Aristides Rivas leads a versatile and international career as a multi-genre cellist, teacher, public speaker, and lecturer. Rivas was nominated for the Grammys for best contemporary jazz album in 2010 as part of the Julian Lage Group recording of Sounding Point [Emarcy Records]. He is a founding member of the fusion world music group Voci Angelica Trio with which he tours internationally and has recorded two albums. Rivas is also an active solo and chamber musician whose versatility in different music genres has brought him to some of the most prestigious international venues, including the Barbican, Carnegie Hall, Caramoor Music Festival, Tanglewood, Newport Jazz Festival, Montreal Jazz Festival, and North Sea Jazz Festivals, among others. He has appeared as a soloist with the Orchestra of Indian Hill, the Narragansett Bay Symphony, University of Caxias do Sul Symphony in Brazil, the Panama Youth Symphony Orchestra, and Baylor Symphony, among others. In 2017-18, he performed the complete works for cello and piano by Beethoven with pianist Spencer Myer. Rivas has also served as the principal cello chair at the Rhode Island Philharmonic, Springfield Symphony, and the Boston Philharmonic Orchestra.

────────────────

* Stated goal 1 *
List the orchestras that the cellist's biography says he has appeared with as a soloist.
* Stated goal 2 *
According to the cellist's biography, which pianist did he perform Beethoven's complete works for cello and piano with in 2017-18?
The material that comes next has no connection to the biography above.

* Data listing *
────────────────

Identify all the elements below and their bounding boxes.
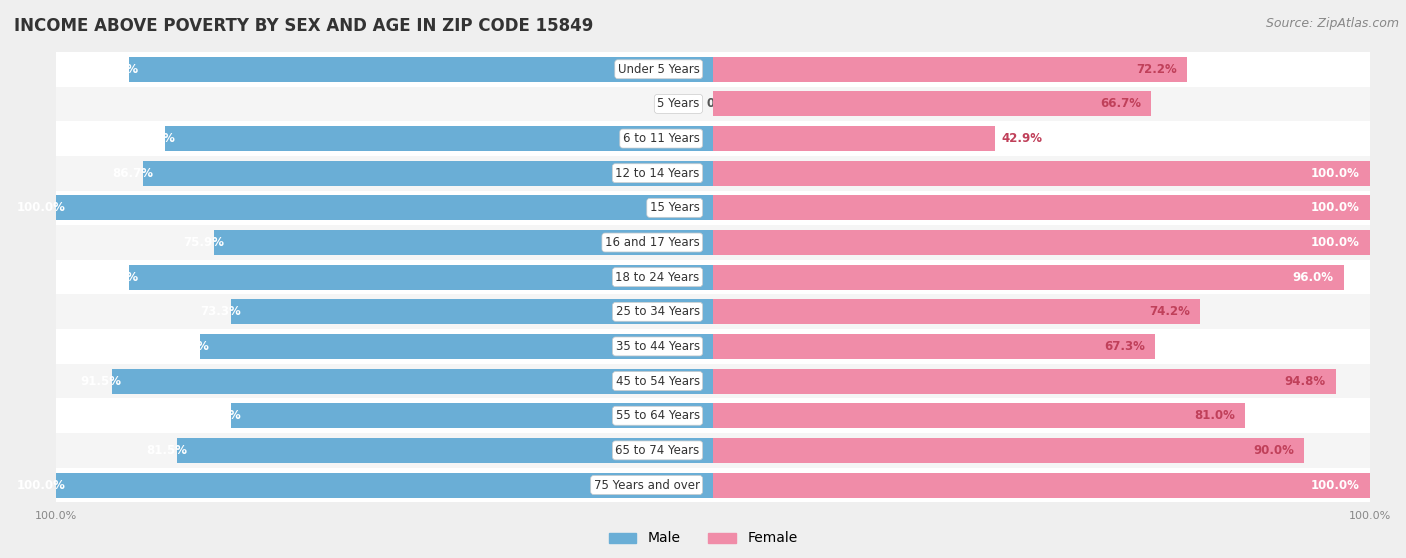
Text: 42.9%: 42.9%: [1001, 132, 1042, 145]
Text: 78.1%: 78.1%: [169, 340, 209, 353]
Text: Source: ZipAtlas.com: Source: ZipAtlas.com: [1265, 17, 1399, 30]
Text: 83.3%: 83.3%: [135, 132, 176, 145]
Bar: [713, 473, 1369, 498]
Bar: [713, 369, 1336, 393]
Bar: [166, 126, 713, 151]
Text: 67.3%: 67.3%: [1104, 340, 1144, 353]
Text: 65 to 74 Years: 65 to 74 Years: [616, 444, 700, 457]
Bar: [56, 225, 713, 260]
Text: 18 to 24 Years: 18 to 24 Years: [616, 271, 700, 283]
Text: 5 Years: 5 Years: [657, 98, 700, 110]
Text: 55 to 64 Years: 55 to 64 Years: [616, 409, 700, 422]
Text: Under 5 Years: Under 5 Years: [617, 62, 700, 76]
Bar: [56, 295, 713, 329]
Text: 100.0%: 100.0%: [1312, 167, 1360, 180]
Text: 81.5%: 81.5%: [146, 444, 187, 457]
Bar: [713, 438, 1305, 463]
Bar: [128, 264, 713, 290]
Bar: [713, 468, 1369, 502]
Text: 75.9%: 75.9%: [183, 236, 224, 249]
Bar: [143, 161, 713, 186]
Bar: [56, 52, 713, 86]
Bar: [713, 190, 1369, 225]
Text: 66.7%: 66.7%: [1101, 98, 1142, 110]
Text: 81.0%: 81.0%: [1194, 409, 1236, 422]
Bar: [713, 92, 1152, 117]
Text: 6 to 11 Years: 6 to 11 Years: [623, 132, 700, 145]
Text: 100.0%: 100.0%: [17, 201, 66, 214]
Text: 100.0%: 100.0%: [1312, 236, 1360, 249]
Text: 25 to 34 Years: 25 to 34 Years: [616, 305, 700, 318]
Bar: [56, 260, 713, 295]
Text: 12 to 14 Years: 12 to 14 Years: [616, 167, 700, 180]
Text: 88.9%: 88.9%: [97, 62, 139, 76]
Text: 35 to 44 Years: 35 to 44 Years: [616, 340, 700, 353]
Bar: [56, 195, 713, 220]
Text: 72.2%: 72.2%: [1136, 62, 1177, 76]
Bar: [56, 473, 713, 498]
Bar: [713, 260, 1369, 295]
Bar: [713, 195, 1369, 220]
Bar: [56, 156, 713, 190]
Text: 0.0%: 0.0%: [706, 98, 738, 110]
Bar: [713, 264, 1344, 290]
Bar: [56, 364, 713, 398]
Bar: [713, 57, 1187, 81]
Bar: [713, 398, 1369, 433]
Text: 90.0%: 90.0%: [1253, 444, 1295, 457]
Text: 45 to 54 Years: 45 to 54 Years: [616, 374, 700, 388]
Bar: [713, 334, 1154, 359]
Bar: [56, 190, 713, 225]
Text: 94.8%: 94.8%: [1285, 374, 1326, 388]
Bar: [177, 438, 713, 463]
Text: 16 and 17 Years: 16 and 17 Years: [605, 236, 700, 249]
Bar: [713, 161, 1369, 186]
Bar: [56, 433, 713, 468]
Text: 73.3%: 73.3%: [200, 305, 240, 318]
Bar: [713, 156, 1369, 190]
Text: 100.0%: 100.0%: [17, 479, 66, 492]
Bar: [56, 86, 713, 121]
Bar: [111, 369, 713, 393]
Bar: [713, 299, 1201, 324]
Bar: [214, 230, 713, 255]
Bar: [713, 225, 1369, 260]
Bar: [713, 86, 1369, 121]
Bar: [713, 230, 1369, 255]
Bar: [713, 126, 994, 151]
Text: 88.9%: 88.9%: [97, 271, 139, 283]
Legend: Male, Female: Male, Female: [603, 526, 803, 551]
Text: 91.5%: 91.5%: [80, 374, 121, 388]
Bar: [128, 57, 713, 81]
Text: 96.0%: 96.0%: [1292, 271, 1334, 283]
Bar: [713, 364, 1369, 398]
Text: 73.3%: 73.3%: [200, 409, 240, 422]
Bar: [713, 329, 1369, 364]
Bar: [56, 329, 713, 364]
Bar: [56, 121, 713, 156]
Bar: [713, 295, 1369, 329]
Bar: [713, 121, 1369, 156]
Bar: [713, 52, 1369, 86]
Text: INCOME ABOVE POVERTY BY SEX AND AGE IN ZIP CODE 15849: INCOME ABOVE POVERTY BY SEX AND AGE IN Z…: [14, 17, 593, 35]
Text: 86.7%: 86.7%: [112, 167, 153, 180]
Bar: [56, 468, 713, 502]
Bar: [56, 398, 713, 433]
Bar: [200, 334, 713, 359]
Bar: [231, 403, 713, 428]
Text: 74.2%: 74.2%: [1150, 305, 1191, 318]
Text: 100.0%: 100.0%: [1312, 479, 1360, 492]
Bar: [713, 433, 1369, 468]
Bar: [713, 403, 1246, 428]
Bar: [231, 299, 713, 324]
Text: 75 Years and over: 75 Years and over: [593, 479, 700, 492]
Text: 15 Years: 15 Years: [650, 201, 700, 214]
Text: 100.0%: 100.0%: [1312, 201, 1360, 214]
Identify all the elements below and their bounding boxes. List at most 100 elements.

────────────────

* Correct response 1 *
Orchestra of Indian Hill
Narragansett Bay Symphony
University of Caxias do Sul Symphony in Brazil
Panama Youth Symphony Orchestra
Baylor Symphony

* Correct response 2 *
Spencer Myer